**STATED TASK**
Print all of the lines exactly. Any picture among them stays out.

[Extracted data entries]
-- begin --
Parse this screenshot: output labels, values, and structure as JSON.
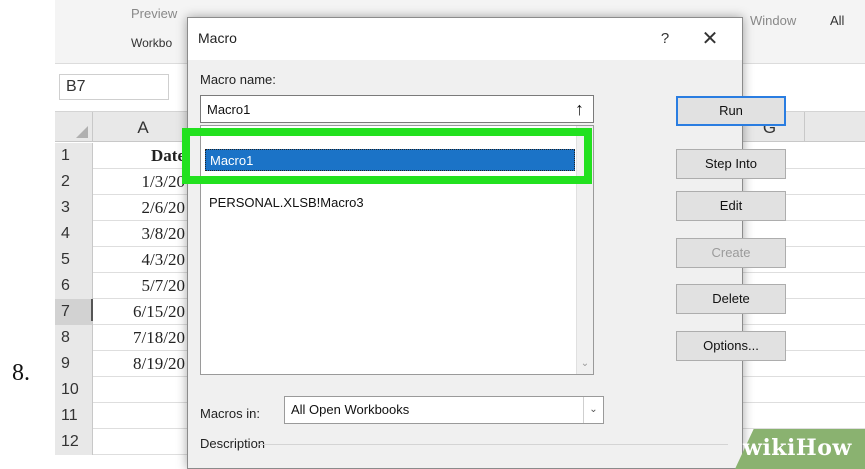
{
  "step": {
    "number": "8."
  },
  "ribbon": {
    "preview": "Preview",
    "workbook": "Workbo",
    "window": "Window",
    "all": "All"
  },
  "formula_bar": {
    "name_box": "B7"
  },
  "grid": {
    "columns": [
      "A",
      "G"
    ],
    "rows": [
      {
        "num": "1",
        "a": "Date",
        "header": true
      },
      {
        "num": "2",
        "a": "1/3/20"
      },
      {
        "num": "3",
        "a": "2/6/20"
      },
      {
        "num": "4",
        "a": "3/8/20"
      },
      {
        "num": "5",
        "a": "4/3/20"
      },
      {
        "num": "6",
        "a": "5/7/20"
      },
      {
        "num": "7",
        "a": "6/15/20",
        "selected": true
      },
      {
        "num": "8",
        "a": "7/18/20"
      },
      {
        "num": "9",
        "a": "8/19/20"
      },
      {
        "num": "10",
        "a": ""
      },
      {
        "num": "11",
        "a": ""
      },
      {
        "num": "12",
        "a": ""
      }
    ]
  },
  "dialog": {
    "title": "Macro",
    "help": "?",
    "close": "✕",
    "macro_name_label": "Macro name:",
    "macro_name_value": "Macro1",
    "upload_icon": "↑",
    "macros": [
      {
        "name": "Macro1",
        "selected": true
      },
      {
        "name": "PERSONAL.XLSB!Macro3",
        "selected": false
      }
    ],
    "buttons": [
      {
        "id": "run",
        "label": "Run",
        "enabled": true,
        "default": true
      },
      {
        "id": "step-into",
        "label": "Step Into",
        "enabled": true
      },
      {
        "id": "edit",
        "label": "Edit",
        "enabled": true
      },
      {
        "id": "create",
        "label": "Create",
        "enabled": false
      },
      {
        "id": "delete",
        "label": "Delete",
        "enabled": true
      },
      {
        "id": "options",
        "label": "Options...",
        "enabled": true
      }
    ],
    "macros_in_label": "Macros in:",
    "macros_in_value": "All Open Workbooks",
    "description_label": "Description"
  },
  "watermark": {
    "wiki": "wiki",
    "how": "How"
  },
  "colors": {
    "highlight": "#22e11f",
    "selection": "#1b73c7",
    "watermark_bg": "#8ab270"
  }
}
-- end --
**EXERCISE ANSWER**
Parse this screenshot: output labels, values, and structure as JSON.
{
  "step": {
    "number": "8."
  },
  "ribbon": {
    "preview": "Preview",
    "workbook": "Workbo",
    "window": "Window",
    "all": "All"
  },
  "formula_bar": {
    "name_box": "B7"
  },
  "grid": {
    "columns": [
      "A",
      "G"
    ],
    "rows": [
      {
        "num": "1",
        "a": "Date",
        "header": true
      },
      {
        "num": "2",
        "a": "1/3/20"
      },
      {
        "num": "3",
        "a": "2/6/20"
      },
      {
        "num": "4",
        "a": "3/8/20"
      },
      {
        "num": "5",
        "a": "4/3/20"
      },
      {
        "num": "6",
        "a": "5/7/20"
      },
      {
        "num": "7",
        "a": "6/15/20",
        "selected": true
      },
      {
        "num": "8",
        "a": "7/18/20"
      },
      {
        "num": "9",
        "a": "8/19/20"
      },
      {
        "num": "10",
        "a": ""
      },
      {
        "num": "11",
        "a": ""
      },
      {
        "num": "12",
        "a": ""
      }
    ]
  },
  "dialog": {
    "title": "Macro",
    "help": "?",
    "close": "✕",
    "macro_name_label": "Macro name:",
    "macro_name_value": "Macro1",
    "upload_icon": "↑",
    "macros": [
      {
        "name": "Macro1",
        "selected": true
      },
      {
        "name": "PERSONAL.XLSB!Macro3",
        "selected": false
      }
    ],
    "buttons": [
      {
        "id": "run",
        "label": "Run",
        "enabled": true,
        "default": true
      },
      {
        "id": "step-into",
        "label": "Step Into",
        "enabled": true
      },
      {
        "id": "edit",
        "label": "Edit",
        "enabled": true
      },
      {
        "id": "create",
        "label": "Create",
        "enabled": false
      },
      {
        "id": "delete",
        "label": "Delete",
        "enabled": true
      },
      {
        "id": "options",
        "label": "Options...",
        "enabled": true
      }
    ],
    "macros_in_label": "Macros in:",
    "macros_in_value": "All Open Workbooks",
    "description_label": "Description"
  },
  "watermark": {
    "wiki": "wiki",
    "how": "How"
  },
  "colors": {
    "highlight": "#22e11f",
    "selection": "#1b73c7",
    "watermark_bg": "#8ab270"
  }
}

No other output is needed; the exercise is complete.